begin Listed entries

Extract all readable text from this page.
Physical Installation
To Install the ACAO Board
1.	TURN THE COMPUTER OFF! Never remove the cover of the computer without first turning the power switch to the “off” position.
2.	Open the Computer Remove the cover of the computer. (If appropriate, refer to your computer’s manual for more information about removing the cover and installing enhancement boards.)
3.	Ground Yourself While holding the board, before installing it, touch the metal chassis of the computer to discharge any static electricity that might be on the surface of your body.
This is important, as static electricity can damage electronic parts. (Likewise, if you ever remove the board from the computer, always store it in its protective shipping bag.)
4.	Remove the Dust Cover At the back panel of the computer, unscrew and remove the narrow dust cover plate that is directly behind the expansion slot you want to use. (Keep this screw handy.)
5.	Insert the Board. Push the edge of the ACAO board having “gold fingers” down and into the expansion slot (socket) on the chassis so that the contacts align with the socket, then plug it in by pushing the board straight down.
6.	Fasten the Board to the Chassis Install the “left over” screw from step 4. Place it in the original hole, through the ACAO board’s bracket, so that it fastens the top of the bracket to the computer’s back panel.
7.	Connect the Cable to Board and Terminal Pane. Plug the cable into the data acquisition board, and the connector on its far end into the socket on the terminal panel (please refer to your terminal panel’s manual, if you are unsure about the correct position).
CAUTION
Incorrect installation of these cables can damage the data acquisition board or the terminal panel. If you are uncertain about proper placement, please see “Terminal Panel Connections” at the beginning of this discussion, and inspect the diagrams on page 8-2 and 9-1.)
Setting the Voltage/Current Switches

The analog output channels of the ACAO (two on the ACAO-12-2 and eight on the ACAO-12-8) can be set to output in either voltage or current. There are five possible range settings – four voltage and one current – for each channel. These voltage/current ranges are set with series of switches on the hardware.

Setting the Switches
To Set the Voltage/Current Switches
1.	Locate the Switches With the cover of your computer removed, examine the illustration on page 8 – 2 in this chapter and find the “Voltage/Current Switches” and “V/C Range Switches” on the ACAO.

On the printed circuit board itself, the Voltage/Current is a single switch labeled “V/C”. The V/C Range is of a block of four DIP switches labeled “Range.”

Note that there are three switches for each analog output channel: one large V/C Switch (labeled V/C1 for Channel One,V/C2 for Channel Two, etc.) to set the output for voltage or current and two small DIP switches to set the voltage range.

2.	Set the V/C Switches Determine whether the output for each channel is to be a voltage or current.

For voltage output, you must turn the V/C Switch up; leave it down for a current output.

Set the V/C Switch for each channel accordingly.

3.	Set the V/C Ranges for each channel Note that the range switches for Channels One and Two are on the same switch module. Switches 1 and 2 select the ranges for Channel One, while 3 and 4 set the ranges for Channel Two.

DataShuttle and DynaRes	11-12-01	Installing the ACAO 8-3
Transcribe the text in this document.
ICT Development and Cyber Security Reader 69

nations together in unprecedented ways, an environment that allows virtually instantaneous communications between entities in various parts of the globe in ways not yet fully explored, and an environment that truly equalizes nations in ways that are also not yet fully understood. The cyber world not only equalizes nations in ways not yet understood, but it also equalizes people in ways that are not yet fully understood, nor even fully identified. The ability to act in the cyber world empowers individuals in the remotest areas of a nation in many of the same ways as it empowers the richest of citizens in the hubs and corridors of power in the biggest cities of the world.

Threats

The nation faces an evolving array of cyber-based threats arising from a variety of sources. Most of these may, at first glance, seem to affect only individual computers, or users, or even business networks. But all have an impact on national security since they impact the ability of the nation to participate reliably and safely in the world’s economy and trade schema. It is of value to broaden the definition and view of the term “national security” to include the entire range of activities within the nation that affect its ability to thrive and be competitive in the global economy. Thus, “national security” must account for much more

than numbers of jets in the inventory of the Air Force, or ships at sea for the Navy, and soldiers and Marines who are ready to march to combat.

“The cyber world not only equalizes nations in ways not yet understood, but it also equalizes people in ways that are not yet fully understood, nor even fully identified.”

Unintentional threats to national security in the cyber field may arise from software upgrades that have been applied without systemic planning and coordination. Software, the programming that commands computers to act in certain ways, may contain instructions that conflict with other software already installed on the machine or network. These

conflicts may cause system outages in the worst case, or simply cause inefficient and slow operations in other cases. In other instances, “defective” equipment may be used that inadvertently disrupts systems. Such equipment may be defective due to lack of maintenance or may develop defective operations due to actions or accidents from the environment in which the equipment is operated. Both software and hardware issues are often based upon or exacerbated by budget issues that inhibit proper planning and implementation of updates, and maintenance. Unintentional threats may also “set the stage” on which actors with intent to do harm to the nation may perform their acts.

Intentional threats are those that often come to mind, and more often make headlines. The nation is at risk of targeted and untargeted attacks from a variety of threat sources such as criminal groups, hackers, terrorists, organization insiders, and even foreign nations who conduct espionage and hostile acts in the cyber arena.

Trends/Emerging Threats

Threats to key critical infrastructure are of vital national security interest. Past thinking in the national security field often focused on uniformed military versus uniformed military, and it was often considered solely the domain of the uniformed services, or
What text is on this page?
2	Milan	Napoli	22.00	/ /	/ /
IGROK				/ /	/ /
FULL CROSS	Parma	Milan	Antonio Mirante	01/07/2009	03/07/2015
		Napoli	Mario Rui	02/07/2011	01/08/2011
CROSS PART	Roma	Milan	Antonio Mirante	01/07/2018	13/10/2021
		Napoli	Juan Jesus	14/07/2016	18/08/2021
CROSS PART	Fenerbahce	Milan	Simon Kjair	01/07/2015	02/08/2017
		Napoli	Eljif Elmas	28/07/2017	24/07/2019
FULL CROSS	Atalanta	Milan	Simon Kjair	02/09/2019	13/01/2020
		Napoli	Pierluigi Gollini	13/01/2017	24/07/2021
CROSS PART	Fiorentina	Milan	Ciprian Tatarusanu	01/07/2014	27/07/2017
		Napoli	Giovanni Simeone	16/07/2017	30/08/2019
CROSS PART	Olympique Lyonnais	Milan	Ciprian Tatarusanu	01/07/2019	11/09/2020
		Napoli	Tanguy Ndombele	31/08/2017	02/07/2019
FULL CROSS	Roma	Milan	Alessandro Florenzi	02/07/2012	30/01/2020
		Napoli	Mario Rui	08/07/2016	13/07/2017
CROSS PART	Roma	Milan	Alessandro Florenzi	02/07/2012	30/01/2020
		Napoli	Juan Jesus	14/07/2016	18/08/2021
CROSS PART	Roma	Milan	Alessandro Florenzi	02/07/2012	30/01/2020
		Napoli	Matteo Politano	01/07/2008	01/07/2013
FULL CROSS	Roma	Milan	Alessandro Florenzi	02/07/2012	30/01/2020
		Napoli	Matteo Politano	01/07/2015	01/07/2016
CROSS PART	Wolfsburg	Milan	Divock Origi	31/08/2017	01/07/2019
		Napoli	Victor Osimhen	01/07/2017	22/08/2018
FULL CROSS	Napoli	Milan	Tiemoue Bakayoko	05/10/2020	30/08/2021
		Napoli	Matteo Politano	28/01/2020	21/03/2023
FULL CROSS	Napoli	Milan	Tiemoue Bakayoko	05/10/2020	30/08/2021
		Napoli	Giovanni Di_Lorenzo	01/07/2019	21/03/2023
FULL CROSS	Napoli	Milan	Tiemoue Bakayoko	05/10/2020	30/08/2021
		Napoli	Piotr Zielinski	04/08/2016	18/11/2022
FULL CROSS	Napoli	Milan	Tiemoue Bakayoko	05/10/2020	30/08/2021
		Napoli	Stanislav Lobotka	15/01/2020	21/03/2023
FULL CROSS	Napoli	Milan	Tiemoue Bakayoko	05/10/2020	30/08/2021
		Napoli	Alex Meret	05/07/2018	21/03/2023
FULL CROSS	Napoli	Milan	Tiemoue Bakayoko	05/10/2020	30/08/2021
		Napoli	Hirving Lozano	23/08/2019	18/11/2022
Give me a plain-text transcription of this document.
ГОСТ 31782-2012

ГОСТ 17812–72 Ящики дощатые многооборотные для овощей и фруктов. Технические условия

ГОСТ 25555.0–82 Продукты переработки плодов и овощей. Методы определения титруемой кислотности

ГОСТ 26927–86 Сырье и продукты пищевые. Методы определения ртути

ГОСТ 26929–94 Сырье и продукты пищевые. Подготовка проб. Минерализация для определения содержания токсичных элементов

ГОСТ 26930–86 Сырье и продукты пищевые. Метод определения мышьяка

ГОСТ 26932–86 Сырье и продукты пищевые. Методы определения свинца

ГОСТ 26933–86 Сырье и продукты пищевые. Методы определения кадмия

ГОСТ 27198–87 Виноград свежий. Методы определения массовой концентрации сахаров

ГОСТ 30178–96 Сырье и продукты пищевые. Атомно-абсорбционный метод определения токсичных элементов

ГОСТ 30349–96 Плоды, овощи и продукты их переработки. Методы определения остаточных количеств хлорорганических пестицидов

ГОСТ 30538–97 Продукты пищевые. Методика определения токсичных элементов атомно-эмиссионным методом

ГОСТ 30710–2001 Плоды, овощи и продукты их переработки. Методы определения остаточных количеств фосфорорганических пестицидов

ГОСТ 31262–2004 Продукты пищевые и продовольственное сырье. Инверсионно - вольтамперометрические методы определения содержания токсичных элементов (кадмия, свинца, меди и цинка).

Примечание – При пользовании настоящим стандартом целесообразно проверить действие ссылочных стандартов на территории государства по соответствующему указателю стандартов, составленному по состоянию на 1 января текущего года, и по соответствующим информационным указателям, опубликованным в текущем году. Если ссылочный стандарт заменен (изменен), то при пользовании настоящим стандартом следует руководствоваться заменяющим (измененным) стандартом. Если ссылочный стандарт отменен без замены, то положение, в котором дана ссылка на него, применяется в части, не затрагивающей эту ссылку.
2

end Listed entries

Objective | Every line holding "количеств" should be copied out.

Solution to this exercise |
ГОСТ 30349–96 Плоды, овощи и продукты их переработки. Методы определения остаточных количеств хлорорганических пестицидов
ГОСТ 30710–2001 Плоды, овощи и продукты их переработки. Методы определения остаточных количеств фосфорорганических пестицидов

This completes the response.